* What to produce *
Return every entry exactly.

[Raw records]
---+---

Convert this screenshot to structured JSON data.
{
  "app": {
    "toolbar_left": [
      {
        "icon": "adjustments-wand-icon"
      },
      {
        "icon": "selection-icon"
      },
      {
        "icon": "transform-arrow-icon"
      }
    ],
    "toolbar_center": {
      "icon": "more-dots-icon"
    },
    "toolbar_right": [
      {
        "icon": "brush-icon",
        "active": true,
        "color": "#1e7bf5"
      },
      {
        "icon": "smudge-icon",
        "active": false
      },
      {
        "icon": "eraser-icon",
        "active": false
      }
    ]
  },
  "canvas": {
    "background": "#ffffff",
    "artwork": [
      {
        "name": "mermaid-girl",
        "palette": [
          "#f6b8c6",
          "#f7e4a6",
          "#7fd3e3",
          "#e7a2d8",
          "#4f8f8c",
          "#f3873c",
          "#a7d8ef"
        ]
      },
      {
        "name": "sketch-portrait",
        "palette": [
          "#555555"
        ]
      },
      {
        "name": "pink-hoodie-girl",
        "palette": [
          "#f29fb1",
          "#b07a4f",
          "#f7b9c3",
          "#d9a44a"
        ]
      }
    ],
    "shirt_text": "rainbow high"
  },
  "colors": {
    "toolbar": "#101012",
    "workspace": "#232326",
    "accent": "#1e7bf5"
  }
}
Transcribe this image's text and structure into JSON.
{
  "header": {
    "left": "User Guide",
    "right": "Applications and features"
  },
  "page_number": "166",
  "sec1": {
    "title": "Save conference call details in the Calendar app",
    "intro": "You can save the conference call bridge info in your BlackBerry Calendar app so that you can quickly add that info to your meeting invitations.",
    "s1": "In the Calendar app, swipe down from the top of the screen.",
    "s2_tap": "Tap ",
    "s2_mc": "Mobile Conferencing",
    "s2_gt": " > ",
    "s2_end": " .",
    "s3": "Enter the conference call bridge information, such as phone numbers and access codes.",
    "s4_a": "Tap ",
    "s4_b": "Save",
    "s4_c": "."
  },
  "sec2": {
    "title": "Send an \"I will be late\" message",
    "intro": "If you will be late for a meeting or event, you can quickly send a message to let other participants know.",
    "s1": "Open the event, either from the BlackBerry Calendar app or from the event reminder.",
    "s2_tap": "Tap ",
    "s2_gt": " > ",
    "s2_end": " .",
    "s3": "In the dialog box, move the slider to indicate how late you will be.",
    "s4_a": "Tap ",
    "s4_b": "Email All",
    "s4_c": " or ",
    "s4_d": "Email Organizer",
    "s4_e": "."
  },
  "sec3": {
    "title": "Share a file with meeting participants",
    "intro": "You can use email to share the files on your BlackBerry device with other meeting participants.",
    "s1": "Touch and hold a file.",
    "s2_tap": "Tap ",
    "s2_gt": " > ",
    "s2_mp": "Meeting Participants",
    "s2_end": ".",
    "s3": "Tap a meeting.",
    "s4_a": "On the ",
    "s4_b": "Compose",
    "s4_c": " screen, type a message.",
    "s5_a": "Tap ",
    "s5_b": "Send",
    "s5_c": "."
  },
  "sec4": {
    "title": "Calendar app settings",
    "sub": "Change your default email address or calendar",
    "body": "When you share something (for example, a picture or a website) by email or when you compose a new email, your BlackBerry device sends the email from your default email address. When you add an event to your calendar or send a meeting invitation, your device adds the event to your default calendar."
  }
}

---+---

* Answer to this exercise *
Convert this screenshot to structured JSON data.
{
  "app": {
    "toolbar_left": [
      {
        "icon": "adjustments-wand-icon"
      },
      {
        "icon": "selection-icon"
      },
      {
        "icon": "transform-arrow-icon"
      }
    ],
    "toolbar_center": {
      "icon": "more-dots-icon"
    },
    "toolbar_right": [
      {
        "icon": "brush-icon",
        "active": true,
        "color": "#1e7bf5"
      },
      {
        "icon": "smudge-icon",
        "active": false
      },
      {
        "icon": "eraser-icon",
        "active": false
      }
    ]
  },
  "canvas": {
    "background": "#ffffff",
    "artwork": [
      {
        "name": "mermaid-girl",
        "palette": [
          "#f6b8c6",
          "#f7e4a6",
          "#7fd3e3",
          "#e7a2d8",
          "#4f8f8c",
          "#f3873c",
          "#a7d8ef"
        ]
      },
      {
        "name": "sketch-portrait",
        "palette": [
          "#555555"
        ]
      },
      {
        "name": "pink-hoodie-girl",
        "palette": [
          "#f29fb1",
          "#b07a4f",
          "#f7b9c3",
          "#d9a44a"
        ]
      }
    ],
    "shirt_text": "rainbow high"
  },
  "colors": {
    "toolbar": "#101012",
    "workspace": "#232326",
    "accent": "#1e7bf5"
  }
}
Transcribe this image's text and structure into JSON.
{
  "header": {
    "left": "User Guide",
    "right": "Applications and features"
  },
  "page_number": "166",
  "sec1": {
    "title": "Save conference call details in the Calendar app",
    "intro": "You can save the conference call bridge info in your BlackBerry Calendar app so that you can quickly add that info to your meeting invitations.",
    "s1": "In the Calendar app, swipe down from the top of the screen.",
    "s2_tap": "Tap ",
    "s2_mc": "Mobile Conferencing",
    "s2_gt": " > ",
    "s2_end": " .",
    "s3": "Enter the conference call bridge information, such as phone numbers and access codes.",
    "s4_a": "Tap ",
    "s4_b": "Save",
    "s4_c": "."
  },
  "sec2": {
    "title": "Send an \"I will be late\" message",
    "intro": "If you will be late for a meeting or event, you can quickly send a message to let other participants know.",
    "s1": "Open the event, either from the BlackBerry Calendar app or from the event reminder.",
    "s2_tap": "Tap ",
    "s2_gt": " > ",
    "s2_end": " .",
    "s3": "In the dialog box, move the slider to indicate how late you will be.",
    "s4_a": "Tap ",
    "s4_b": "Email All",
    "s4_c": " or ",
    "s4_d": "Email Organizer",
    "s4_e": "."
  },
  "sec3": {
    "title": "Share a file with meeting participants",
    "intro": "You can use email to share the files on your BlackBerry device with other meeting participants.",
    "s1": "Touch and hold a file.",
    "s2_tap": "Tap ",
    "s2_gt": " > ",
    "s2_mp": "Meeting Participants",
    "s2_end": ".",
    "s3": "Tap a meeting.",
    "s4_a": "On the ",
    "s4_b": "Compose",
    "s4_c": " screen, type a message.",
    "s5_a": "Tap ",
    "s5_b": "Send",
    "s5_c": "."
  },
  "sec4": {
    "title": "Calendar app settings",
    "sub": "Change your default email address or calendar",
    "body": "When you share something (for example, a picture or a website) by email or when you compose a new email, your BlackBerry device sends the email from your default email address. When you add an event to your calendar or send a meeting invitation, your device adds the event to your default calendar."
  }
}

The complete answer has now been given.